Set exercise
Write out the full listing again, exactly as it stands.

Exercise data

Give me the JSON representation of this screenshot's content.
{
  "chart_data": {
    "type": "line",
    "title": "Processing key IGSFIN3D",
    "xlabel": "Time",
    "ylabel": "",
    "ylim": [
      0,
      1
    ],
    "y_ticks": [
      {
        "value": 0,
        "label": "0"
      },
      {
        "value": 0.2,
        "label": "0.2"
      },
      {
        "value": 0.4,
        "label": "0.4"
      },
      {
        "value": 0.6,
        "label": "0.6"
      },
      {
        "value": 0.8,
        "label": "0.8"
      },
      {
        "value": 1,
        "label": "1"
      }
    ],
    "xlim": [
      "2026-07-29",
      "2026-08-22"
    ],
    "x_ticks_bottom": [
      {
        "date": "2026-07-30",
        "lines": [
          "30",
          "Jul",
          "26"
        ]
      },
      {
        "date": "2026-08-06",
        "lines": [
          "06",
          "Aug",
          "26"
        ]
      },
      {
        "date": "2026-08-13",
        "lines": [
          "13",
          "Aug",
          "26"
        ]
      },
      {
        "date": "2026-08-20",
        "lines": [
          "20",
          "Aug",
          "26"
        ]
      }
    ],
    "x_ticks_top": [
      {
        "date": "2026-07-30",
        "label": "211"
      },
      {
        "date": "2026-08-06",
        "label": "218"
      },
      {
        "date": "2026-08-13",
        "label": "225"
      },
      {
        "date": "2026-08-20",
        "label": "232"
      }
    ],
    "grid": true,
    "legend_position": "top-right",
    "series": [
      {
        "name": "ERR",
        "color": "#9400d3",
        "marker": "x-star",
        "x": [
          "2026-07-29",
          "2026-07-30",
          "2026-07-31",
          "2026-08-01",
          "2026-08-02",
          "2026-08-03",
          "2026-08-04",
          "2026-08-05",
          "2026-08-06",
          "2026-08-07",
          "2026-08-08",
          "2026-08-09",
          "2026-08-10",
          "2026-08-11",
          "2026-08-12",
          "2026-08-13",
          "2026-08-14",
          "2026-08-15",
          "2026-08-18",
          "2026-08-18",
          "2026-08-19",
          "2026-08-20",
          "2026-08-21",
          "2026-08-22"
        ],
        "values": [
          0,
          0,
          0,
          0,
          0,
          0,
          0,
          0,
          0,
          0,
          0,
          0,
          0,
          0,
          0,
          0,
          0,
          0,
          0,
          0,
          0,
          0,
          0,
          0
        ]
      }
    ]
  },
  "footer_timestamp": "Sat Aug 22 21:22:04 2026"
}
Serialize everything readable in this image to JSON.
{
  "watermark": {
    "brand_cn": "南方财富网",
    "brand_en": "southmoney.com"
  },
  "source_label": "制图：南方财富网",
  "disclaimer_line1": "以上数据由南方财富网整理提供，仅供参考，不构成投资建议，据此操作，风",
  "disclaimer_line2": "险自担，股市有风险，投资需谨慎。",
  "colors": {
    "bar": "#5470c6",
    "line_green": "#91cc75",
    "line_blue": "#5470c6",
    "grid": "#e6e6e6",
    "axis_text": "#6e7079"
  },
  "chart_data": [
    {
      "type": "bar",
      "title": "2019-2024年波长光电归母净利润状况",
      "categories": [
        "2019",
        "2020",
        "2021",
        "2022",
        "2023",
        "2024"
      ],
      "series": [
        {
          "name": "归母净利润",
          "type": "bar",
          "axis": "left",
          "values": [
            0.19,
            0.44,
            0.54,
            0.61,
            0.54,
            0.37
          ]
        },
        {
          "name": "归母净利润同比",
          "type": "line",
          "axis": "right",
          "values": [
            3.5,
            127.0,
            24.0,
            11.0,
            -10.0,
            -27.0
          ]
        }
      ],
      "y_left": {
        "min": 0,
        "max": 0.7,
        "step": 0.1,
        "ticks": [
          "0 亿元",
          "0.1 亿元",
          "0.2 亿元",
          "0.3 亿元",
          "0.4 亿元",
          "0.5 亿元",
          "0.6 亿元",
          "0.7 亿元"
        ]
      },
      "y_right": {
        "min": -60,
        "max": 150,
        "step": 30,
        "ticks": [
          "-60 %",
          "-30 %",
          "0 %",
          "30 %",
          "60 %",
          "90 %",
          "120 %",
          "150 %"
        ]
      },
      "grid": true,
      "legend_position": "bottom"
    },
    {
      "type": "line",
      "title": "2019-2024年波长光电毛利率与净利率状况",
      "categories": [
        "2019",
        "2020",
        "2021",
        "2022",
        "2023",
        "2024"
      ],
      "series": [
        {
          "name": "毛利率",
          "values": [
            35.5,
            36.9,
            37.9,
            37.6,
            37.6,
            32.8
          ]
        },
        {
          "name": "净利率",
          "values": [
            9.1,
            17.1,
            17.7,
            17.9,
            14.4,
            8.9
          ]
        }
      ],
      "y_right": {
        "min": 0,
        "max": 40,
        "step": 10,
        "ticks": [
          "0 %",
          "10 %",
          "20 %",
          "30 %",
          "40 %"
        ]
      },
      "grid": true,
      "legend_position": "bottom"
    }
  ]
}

The reply
Give me the JSON representation of this screenshot's content.
{
  "chart_data": {
    "type": "line",
    "title": "Processing key IGSFIN3D",
    "xlabel": "Time",
    "ylabel": "",
    "ylim": [
      0,
      1
    ],
    "y_ticks": [
      {
        "value": 0,
        "label": "0"
      },
      {
        "value": 0.2,
        "label": "0.2"
      },
      {
        "value": 0.4,
        "label": "0.4"
      },
      {
        "value": 0.6,
        "label": "0.6"
      },
      {
        "value": 0.8,
        "label": "0.8"
      },
      {
        "value": 1,
        "label": "1"
      }
    ],
    "xlim": [
      "2026-07-29",
      "2026-08-22"
    ],
    "x_ticks_bottom": [
      {
        "date": "2026-07-30",
        "lines": [
          "30",
          "Jul",
          "26"
        ]
      },
      {
        "date": "2026-08-06",
        "lines": [
          "06",
          "Aug",
          "26"
        ]
      },
      {
        "date": "2026-08-13",
        "lines": [
          "13",
          "Aug",
          "26"
        ]
      },
      {
        "date": "2026-08-20",
        "lines": [
          "20",
          "Aug",
          "26"
        ]
      }
    ],
    "x_ticks_top": [
      {
        "date": "2026-07-30",
        "label": "211"
      },
      {
        "date": "2026-08-06",
        "label": "218"
      },
      {
        "date": "2026-08-13",
        "label": "225"
      },
      {
        "date": "2026-08-20",
        "label": "232"
      }
    ],
    "grid": true,
    "legend_position": "top-right",
    "series": [
      {
        "name": "ERR",
        "color": "#9400d3",
        "marker": "x-star",
        "x": [
          "2026-07-29",
          "2026-07-30",
          "2026-07-31",
          "2026-08-01",
          "2026-08-02",
          "2026-08-03",
          "2026-08-04",
          "2026-08-05",
          "2026-08-06",
          "2026-08-07",
          "2026-08-08",
          "2026-08-09",
          "2026-08-10",
          "2026-08-11",
          "2026-08-12",
          "2026-08-13",
          "2026-08-14",
          "2026-08-15",
          "2026-08-18",
          "2026-08-18",
          "2026-08-19",
          "2026-08-20",
          "2026-08-21",
          "2026-08-22"
        ],
        "values": [
          0,
          0,
          0,
          0,
          0,
          0,
          0,
          0,
          0,
          0,
          0,
          0,
          0,
          0,
          0,
          0,
          0,
          0,
          0,
          0,
          0,
          0,
          0,
          0
        ]
      }
    ]
  },
  "footer_timestamp": "Sat Aug 22 21:22:04 2026"
}
Serialize everything readable in this image to JSON.
{
  "watermark": {
    "brand_cn": "南方财富网",
    "brand_en": "southmoney.com"
  },
  "source_label": "制图：南方财富网",
  "disclaimer_line1": "以上数据由南方财富网整理提供，仅供参考，不构成投资建议，据此操作，风",
  "disclaimer_line2": "险自担，股市有风险，投资需谨慎。",
  "colors": {
    "bar": "#5470c6",
    "line_green": "#91cc75",
    "line_blue": "#5470c6",
    "grid": "#e6e6e6",
    "axis_text": "#6e7079"
  },
  "chart_data": [
    {
      "type": "bar",
      "title": "2019-2024年波长光电归母净利润状况",
      "categories": [
        "2019",
        "2020",
        "2021",
        "2022",
        "2023",
        "2024"
      ],
      "series": [
        {
          "name": "归母净利润",
          "type": "bar",
          "axis": "left",
          "values": [
            0.19,
            0.44,
            0.54,
            0.61,
            0.54,
            0.37
          ]
        },
        {
          "name": "归母净利润同比",
          "type": "line",
          "axis": "right",
          "values": [
            3.5,
            127.0,
            24.0,
            11.0,
            -10.0,
            -27.0
          ]
        }
      ],
      "y_left": {
        "min": 0,
        "max": 0.7,
        "step": 0.1,
        "ticks": [
          "0 亿元",
          "0.1 亿元",
          "0.2 亿元",
          "0.3 亿元",
          "0.4 亿元",
          "0.5 亿元",
          "0.6 亿元",
          "0.7 亿元"
        ]
      },
      "y_right": {
        "min": -60,
        "max": 150,
        "step": 30,
        "ticks": [
          "-60 %",
          "-30 %",
          "0 %",
          "30 %",
          "60 %",
          "90 %",
          "120 %",
          "150 %"
        ]
      },
      "grid": true,
      "legend_position": "bottom"
    },
    {
      "type": "line",
      "title": "2019-2024年波长光电毛利率与净利率状况",
      "categories": [
        "2019",
        "2020",
        "2021",
        "2022",
        "2023",
        "2024"
      ],
      "series": [
        {
          "name": "毛利率",
          "values": [
            35.5,
            36.9,
            37.9,
            37.6,
            37.6,
            32.8
          ]
        },
        {
          "name": "净利率",
          "values": [
            9.1,
            17.1,
            17.7,
            17.9,
            14.4,
            8.9
          ]
        }
      ],
      "y_right": {
        "min": 0,
        "max": 40,
        "step": 10,
        "ticks": [
          "0 %",
          "10 %",
          "20 %",
          "30 %",
          "40 %"
        ]
      },
      "grid": true,
      "legend_position": "bottom"
    }
  ]
}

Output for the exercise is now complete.